- [WHAT YOU SHOULD DO] An exact copy of all the data is required, with pictures left out.

- [STORED DATA]
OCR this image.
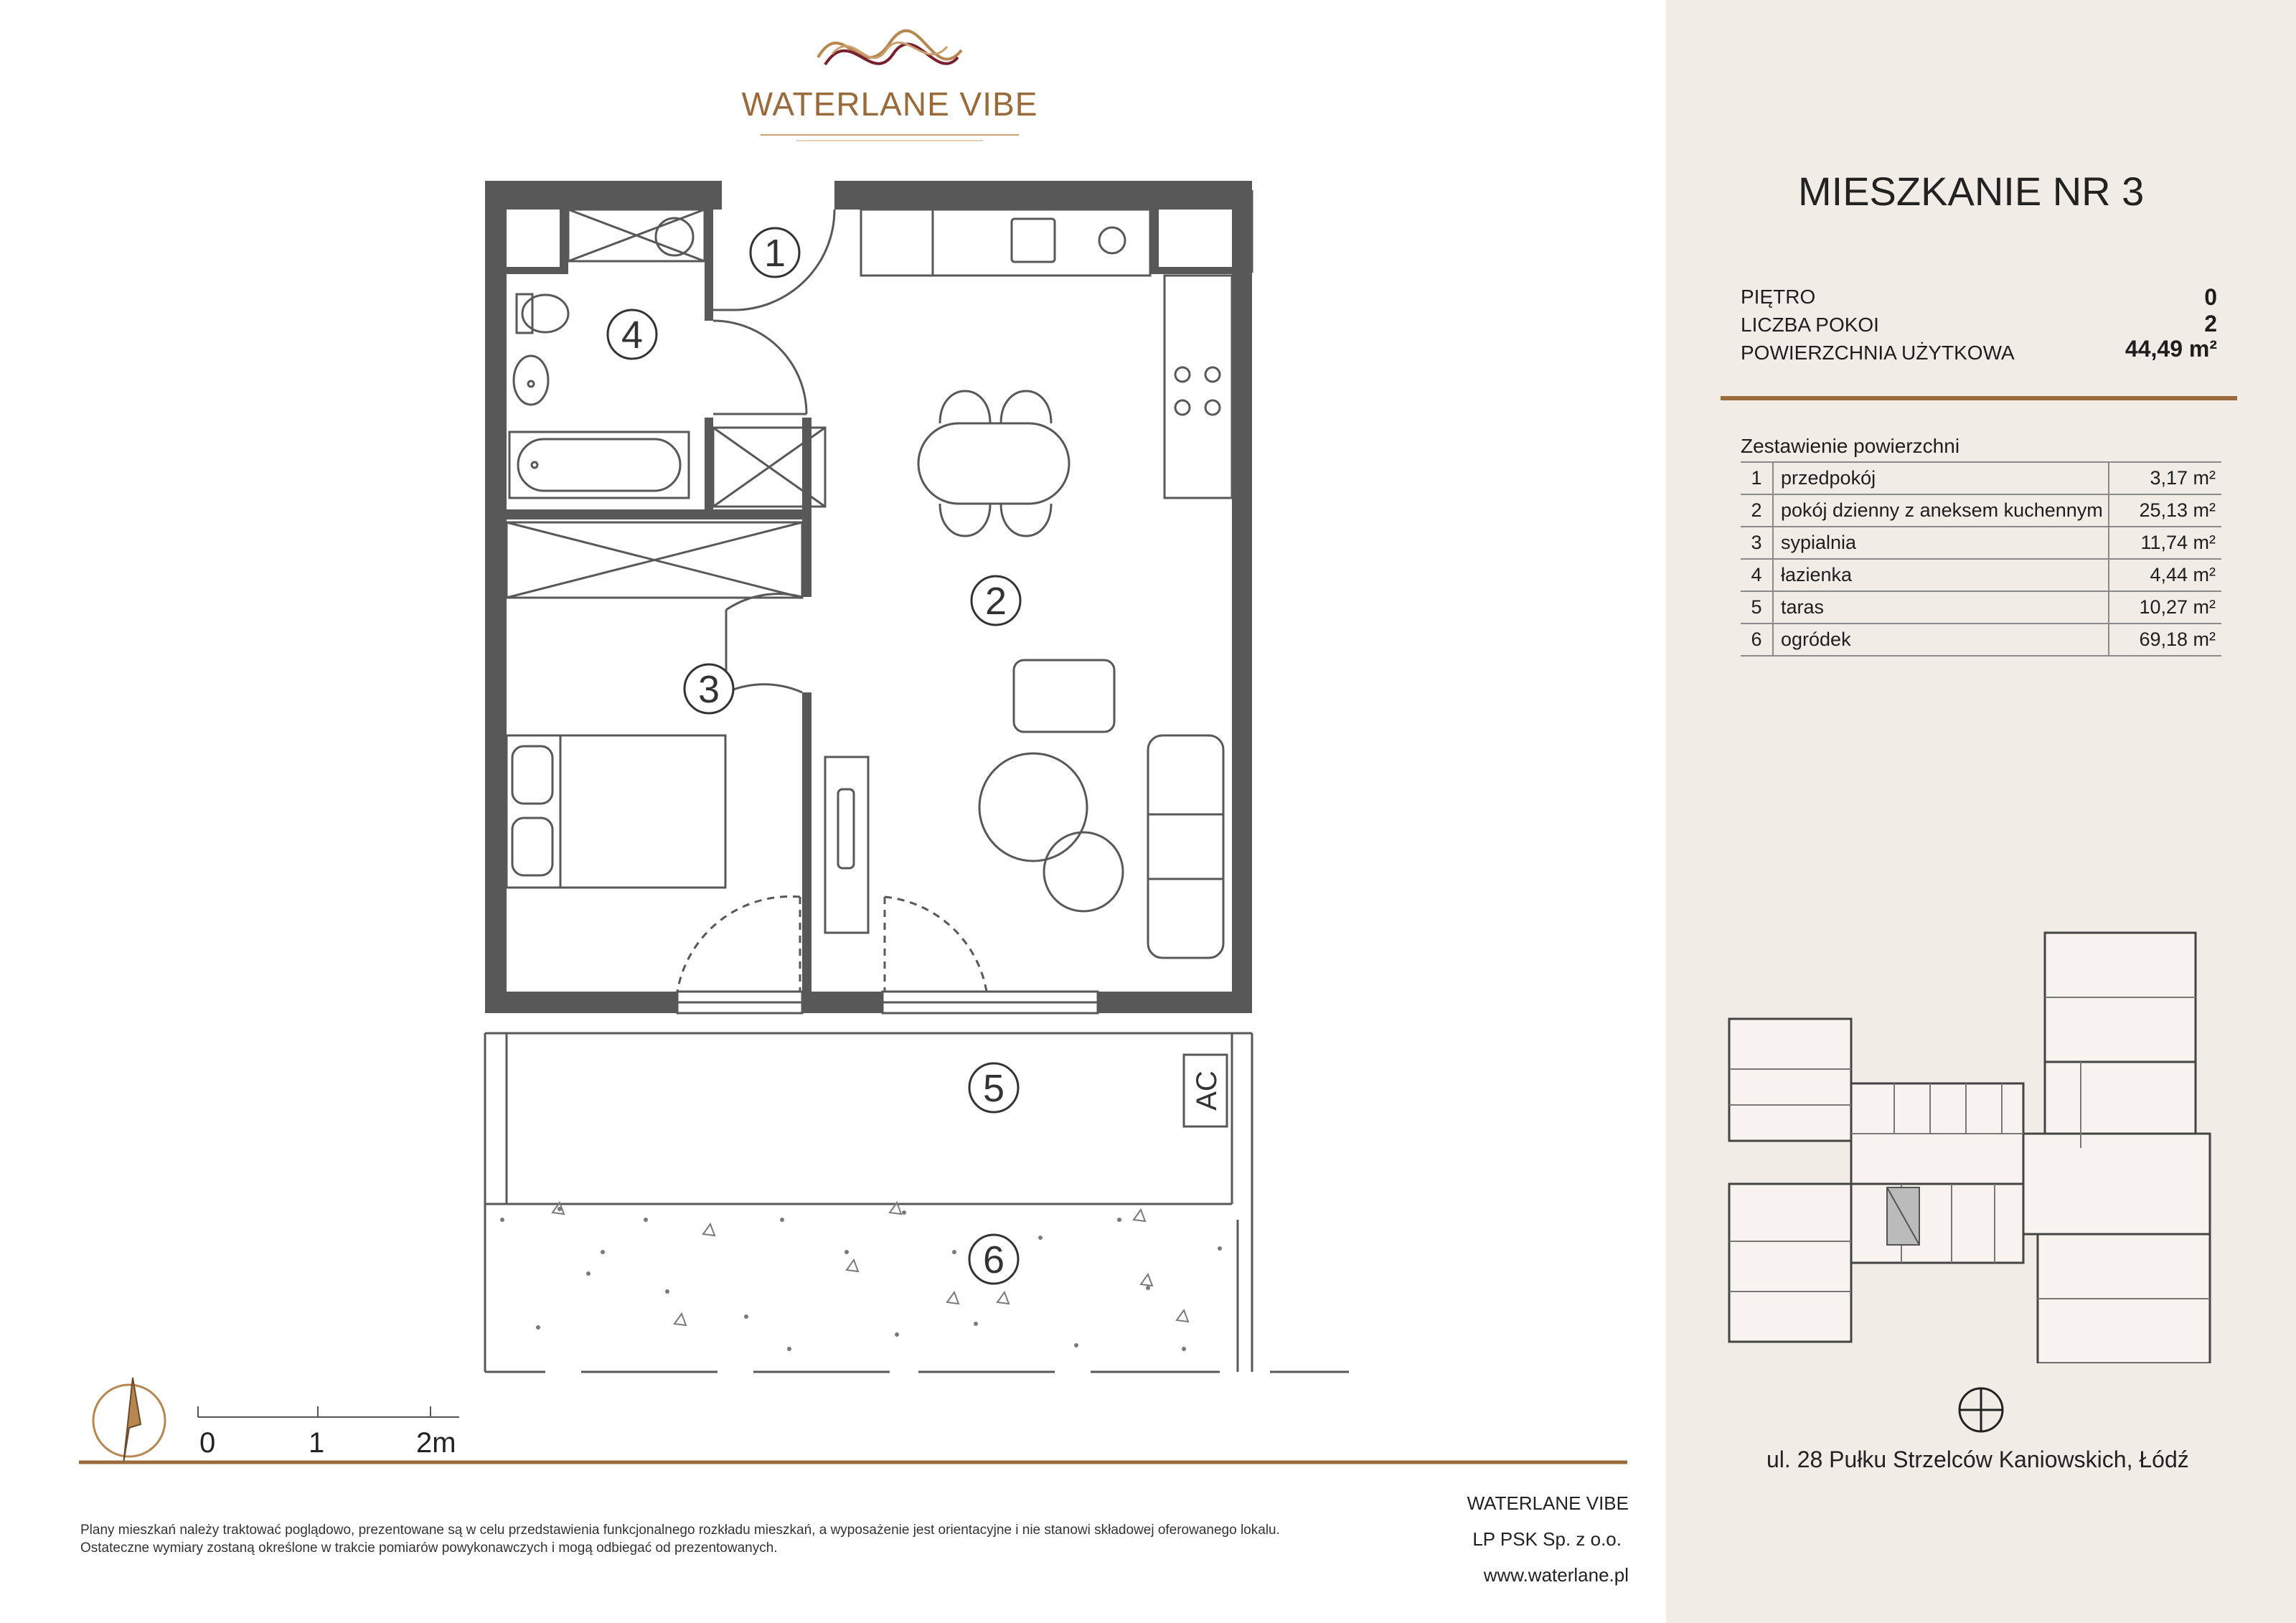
WATERLANE VIBE
1
4
2
3
5
6
AC
0	1	2m
MIESZKANIE NR 3
PIĘTRO	0
LICZBA POKOI	2
POWIERZCHNIA UŻYTKOWA	44,49 m²
Zestawienie powierzchni
1 przedpokój	3,17 m²
2 pokój dzienny z aneksem kuchennym	25,13 m²
3 sypialnia	11,74 m²
4 łazienka	4,44 m²
5 taras	10,27 m²
6 ogródek	69,18 m²
ul. 28 Pułku Strzelców Kaniowskich, Łódź
Plany mieszkań należy traktować poglądowo, prezentowane są w celu przedstawienia funkcjonalnego rozkładu mieszkań, a wyposażenie jest orientacyjne i nie stanowi składowej oferowanego lokalu.
Ostateczne wymiary zostaną określone w trakcie pomiarów powykonawczych i mogą odbiegać od prezentowanych.
WATERLANE VIBE
LP PSK Sp. z o.o.
www.waterlane.pl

- [ANSWER TO THIS PROBLEM]
OCR this image.
WATERLANE VIBE
1
4
2
3
5
6
AC
0	1	2m
MIESZKANIE NR 3
PIĘTRO	0
LICZBA POKOI	2
POWIERZCHNIA UŻYTKOWA	44,49 m²
Zestawienie powierzchni
1 przedpokój	3,17 m²
2 pokój dzienny z aneksem kuchennym	25,13 m²
3 sypialnia	11,74 m²
4 łazienka	4,44 m²
5 taras	10,27 m²
6 ogródek	69,18 m²
ul. 28 Pułku Strzelców Kaniowskich, Łódź
Plany mieszkań należy traktować poglądowo, prezentowane są w celu przedstawienia funkcjonalnego rozkładu mieszkań, a wyposażenie jest orientacyjne i nie stanowi składowej oferowanego lokalu.
Ostateczne wymiary zostaną określone w trakcie pomiarów powykonawczych i mogą odbiegać od prezentowanych.
WATERLANE VIBE
LP PSK Sp. z o.o.
www.waterlane.pl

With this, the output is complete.